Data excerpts
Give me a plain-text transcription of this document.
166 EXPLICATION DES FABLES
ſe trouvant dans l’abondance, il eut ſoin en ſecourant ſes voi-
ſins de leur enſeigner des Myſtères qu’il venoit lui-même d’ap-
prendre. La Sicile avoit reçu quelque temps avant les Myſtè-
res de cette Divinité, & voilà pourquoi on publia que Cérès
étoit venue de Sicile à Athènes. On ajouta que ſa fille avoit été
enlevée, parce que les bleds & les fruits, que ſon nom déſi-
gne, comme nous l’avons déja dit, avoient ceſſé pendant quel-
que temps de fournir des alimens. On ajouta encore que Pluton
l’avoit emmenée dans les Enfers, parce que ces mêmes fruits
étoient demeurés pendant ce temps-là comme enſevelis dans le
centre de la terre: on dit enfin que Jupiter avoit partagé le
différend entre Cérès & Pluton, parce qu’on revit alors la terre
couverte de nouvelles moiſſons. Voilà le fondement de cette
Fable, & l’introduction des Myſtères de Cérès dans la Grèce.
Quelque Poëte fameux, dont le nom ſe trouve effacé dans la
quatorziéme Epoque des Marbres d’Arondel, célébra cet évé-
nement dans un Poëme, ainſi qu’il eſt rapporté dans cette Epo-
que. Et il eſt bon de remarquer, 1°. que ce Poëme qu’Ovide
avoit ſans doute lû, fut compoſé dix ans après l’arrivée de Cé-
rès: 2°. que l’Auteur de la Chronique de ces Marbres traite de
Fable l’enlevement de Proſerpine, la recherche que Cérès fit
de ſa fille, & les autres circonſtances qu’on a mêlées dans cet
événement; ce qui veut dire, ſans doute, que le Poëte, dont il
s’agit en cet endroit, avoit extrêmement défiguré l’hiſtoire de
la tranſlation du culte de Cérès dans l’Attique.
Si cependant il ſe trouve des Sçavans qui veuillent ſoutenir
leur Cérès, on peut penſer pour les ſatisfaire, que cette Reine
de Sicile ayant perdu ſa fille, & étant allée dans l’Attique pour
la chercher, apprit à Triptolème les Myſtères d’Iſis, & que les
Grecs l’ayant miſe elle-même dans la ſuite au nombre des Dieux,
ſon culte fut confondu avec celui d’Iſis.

▶ _Aim_
From the entries above, copy out every line where the string "ayant" appears.

▶ _Expected answer_
de Sicile ayant perdu ſa fille, & étant allée dans l’Attique pour
Grecs l’ayant miſe elle-même dans la ſuite au nombre des Dieux,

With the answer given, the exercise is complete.